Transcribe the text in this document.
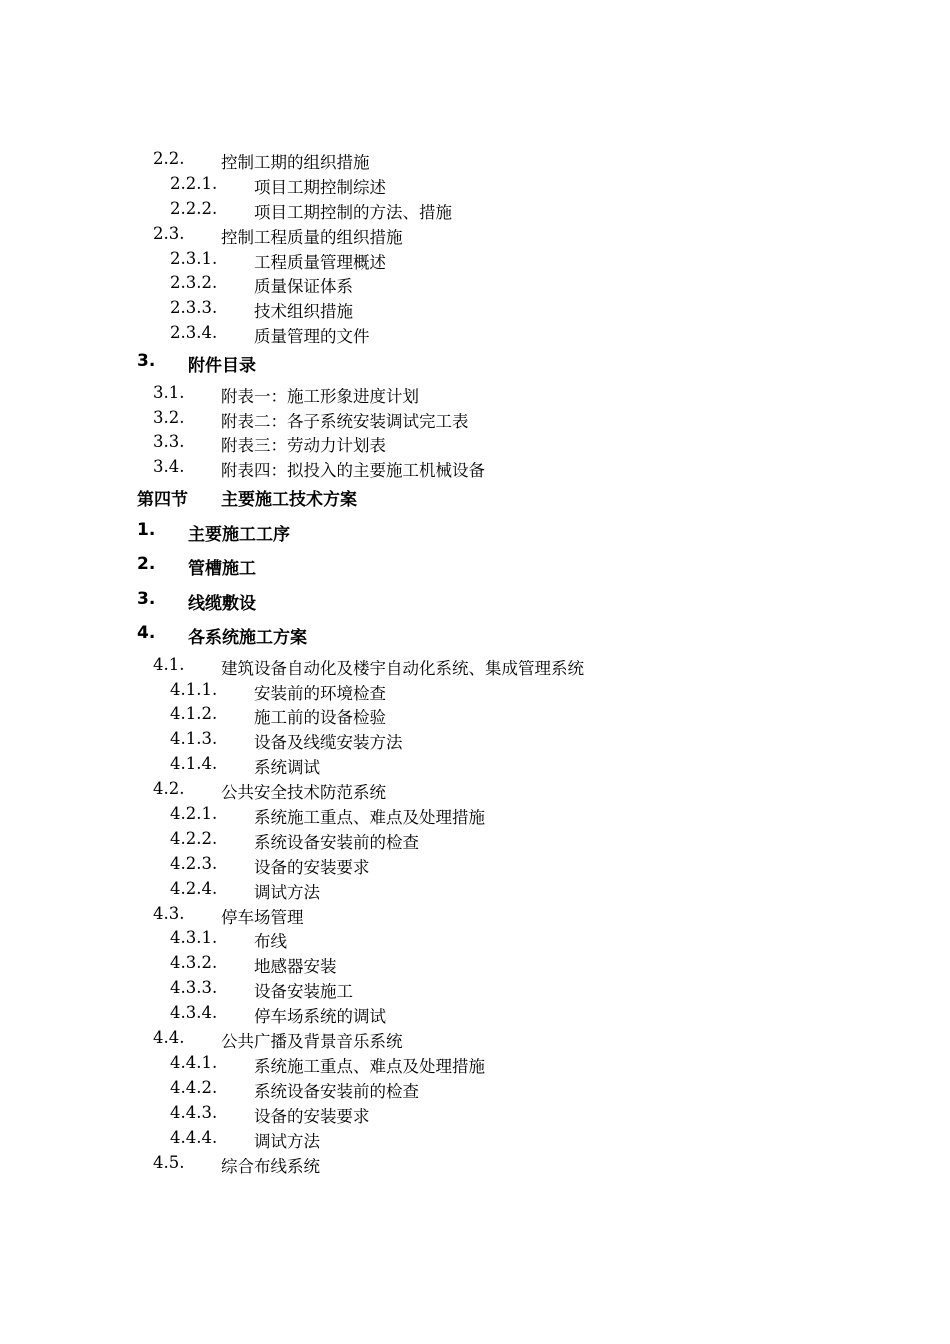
2.2. 控制工期的组织措施
2.2.1. 项目工期控制综述
2.2.2. 项目工期控制的方法、措施
2.3. 控制工程质量的组织措施
2.3.1. 工程质量管理概述
2.3.2. 质量保证体系
2.3.3. 技术组织措施
2.3.4. 质量管理的文件
3. 附件目录
3.1. 附表一：施工形象进度计划
3.2. 附表二：各子系统安装调试完工表
3.3. 附表三：劳动力计划表
3.4. 附表四：拟投入的主要施工机械设备
第四节 主要施工技术方案
1. 主要施工工序
2. 管槽施工
3. 线缆敷设
4. 各系统施工方案
4.1. 建筑设备自动化及楼宇自动化系统、集成管理系统
4.1.1. 安装前的环境检查
4.1.2. 施工前的设备检验
4.1.3. 设备及线缆安装方法
4.1.4. 系统调试
4.2. 公共安全技术防范系统
4.2.1. 系统施工重点、难点及处理措施
4.2.2. 系统设备安装前的检查
4.2.3. 设备的安装要求
4.2.4. 调试方法
4.3. 停车场管理
4.3.1. 布线
4.3.2. 地感器安装
4.3.3. 设备安装施工
4.3.4. 停车场系统的调试
4.4. 公共广播及背景音乐系统
4.4.1. 系统施工重点、难点及处理措施
4.4.2. 系统设备安装前的检查
4.4.3. 设备的安装要求
4.4.4. 调试方法
4.5. 综合布线系统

=== WHAT IS REQUIRED ===
Tally the lines containing "难点及处理措施". Provide the number without any other words.

=== EXPECTED ANSWER ===
2